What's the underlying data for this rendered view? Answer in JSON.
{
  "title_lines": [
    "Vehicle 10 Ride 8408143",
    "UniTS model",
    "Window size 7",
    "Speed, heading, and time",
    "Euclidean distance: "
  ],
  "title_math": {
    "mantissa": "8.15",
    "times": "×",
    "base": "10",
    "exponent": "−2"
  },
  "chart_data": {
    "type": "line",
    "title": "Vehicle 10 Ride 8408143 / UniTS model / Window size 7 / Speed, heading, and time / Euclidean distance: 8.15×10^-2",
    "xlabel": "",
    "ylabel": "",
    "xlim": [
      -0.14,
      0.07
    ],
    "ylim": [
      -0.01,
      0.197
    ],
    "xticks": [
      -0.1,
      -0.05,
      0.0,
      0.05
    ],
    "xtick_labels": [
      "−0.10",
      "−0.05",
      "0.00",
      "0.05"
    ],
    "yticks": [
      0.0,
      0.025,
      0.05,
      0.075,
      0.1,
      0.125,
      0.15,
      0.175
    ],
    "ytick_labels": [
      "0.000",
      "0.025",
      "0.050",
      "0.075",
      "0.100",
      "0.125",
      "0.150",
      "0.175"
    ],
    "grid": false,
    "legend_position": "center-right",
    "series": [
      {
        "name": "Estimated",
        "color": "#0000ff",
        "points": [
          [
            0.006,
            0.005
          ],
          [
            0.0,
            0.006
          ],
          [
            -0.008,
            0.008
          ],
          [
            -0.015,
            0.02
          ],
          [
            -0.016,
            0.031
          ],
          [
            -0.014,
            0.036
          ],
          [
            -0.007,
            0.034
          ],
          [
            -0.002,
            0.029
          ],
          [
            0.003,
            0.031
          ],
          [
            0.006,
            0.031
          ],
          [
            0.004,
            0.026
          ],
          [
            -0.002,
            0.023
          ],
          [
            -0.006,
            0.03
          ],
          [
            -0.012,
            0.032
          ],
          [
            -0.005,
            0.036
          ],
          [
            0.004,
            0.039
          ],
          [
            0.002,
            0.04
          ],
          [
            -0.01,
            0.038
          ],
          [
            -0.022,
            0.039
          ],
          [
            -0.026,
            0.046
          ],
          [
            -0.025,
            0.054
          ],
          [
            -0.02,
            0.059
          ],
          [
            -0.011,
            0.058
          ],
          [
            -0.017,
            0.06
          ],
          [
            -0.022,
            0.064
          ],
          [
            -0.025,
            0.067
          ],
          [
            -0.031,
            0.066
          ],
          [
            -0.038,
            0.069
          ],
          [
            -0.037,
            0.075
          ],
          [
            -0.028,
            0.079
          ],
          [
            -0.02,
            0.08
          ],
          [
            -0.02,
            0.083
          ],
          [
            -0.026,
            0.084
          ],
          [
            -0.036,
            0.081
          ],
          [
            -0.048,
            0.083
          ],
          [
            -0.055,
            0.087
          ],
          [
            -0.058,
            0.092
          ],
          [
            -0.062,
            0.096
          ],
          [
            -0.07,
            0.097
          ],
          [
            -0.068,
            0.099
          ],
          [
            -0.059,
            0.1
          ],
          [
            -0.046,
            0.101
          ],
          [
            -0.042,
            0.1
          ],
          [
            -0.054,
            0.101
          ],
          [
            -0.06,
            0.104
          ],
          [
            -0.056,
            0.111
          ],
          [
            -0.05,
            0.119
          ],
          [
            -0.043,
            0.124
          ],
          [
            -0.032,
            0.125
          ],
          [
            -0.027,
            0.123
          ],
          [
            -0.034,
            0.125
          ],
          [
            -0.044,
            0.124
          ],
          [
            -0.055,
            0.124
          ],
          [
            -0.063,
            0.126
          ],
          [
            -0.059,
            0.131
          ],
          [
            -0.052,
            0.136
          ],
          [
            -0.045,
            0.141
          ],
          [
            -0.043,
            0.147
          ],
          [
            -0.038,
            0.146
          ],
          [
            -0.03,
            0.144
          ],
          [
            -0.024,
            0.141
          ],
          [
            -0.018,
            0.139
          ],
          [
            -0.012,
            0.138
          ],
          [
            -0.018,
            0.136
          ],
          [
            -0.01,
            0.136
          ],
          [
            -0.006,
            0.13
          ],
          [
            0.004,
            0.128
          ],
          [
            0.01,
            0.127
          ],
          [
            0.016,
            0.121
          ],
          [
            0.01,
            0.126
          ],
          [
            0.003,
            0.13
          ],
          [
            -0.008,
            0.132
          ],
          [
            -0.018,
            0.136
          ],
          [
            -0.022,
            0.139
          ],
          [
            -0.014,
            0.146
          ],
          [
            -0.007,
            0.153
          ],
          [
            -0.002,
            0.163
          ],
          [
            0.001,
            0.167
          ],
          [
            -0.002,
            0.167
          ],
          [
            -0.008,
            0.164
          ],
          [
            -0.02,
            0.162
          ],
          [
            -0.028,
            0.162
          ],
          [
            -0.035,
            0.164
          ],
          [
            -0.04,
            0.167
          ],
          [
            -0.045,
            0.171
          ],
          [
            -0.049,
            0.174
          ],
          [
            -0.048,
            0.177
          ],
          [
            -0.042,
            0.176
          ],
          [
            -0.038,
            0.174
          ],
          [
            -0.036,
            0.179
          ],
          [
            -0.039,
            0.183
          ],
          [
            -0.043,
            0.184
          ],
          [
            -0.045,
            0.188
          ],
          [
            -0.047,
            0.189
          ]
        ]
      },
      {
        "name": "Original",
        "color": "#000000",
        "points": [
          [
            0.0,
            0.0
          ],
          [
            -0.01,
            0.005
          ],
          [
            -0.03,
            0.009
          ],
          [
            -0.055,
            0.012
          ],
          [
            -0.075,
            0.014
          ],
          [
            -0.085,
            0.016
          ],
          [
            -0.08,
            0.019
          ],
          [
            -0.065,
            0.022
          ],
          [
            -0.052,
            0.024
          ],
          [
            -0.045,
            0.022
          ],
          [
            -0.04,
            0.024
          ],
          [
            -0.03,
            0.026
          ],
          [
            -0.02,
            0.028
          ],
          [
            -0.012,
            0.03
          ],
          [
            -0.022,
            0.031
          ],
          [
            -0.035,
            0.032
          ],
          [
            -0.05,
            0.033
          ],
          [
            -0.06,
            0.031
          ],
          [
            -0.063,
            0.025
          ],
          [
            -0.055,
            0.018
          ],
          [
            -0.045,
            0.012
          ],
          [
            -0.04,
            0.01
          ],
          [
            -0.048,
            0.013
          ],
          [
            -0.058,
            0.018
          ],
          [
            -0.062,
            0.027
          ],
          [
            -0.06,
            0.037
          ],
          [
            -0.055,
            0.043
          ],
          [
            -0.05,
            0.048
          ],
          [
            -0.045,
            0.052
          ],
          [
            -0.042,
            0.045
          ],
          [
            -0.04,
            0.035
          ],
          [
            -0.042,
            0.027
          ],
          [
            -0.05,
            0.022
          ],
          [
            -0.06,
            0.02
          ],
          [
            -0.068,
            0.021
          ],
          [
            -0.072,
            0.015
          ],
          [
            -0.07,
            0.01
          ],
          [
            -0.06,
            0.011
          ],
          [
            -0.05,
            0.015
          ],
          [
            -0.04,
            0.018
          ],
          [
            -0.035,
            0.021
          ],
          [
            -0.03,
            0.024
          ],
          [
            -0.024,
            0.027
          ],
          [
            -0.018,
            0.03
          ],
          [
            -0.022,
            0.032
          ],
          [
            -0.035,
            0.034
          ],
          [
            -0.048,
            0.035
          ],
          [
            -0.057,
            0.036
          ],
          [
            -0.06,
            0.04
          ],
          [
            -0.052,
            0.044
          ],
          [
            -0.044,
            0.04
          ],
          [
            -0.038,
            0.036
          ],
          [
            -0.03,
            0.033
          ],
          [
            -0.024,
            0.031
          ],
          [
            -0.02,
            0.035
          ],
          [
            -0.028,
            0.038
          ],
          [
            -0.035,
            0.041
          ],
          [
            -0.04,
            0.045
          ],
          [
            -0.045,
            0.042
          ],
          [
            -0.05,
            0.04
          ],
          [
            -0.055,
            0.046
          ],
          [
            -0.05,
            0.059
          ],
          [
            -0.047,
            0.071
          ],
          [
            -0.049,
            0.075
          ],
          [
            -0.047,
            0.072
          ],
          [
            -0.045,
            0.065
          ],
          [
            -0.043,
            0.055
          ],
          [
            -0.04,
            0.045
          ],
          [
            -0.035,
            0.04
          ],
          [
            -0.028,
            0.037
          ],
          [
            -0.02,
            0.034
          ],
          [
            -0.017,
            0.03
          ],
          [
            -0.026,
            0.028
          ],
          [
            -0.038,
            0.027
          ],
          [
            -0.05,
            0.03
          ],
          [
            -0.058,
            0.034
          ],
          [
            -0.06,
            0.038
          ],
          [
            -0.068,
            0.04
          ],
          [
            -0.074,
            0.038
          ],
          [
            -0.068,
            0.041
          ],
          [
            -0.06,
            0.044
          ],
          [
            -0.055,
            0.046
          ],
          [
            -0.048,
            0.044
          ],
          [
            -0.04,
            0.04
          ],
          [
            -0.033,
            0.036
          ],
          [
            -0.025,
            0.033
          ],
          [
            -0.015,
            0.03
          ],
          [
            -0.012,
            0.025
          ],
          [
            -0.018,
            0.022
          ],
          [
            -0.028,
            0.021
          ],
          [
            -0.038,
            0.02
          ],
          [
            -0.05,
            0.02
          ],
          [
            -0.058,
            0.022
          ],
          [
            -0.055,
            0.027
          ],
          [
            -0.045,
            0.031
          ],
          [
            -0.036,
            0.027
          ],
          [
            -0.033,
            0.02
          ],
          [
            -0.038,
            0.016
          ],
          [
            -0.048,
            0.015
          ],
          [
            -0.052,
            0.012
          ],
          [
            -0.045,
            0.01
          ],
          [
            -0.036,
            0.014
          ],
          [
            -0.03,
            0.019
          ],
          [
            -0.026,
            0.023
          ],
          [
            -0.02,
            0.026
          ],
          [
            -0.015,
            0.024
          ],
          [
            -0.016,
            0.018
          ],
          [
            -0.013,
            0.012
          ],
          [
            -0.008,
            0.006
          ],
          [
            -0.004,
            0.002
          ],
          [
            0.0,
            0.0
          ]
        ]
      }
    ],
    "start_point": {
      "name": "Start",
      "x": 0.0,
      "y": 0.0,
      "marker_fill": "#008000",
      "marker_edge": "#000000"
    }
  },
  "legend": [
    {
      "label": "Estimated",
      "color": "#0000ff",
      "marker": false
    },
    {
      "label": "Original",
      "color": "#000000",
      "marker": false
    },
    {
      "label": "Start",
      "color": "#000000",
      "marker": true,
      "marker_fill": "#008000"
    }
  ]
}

■ ■ ■

Your objective:
Find every line that has "model" in it, then return those lines.

Task solution:
    "UniTS model",
    "title": "Vehicle 10 Ride 8408143 / UniTS model / Window size 7 / Speed, heading, and time / Euclidean distance: 8.15×10^-2",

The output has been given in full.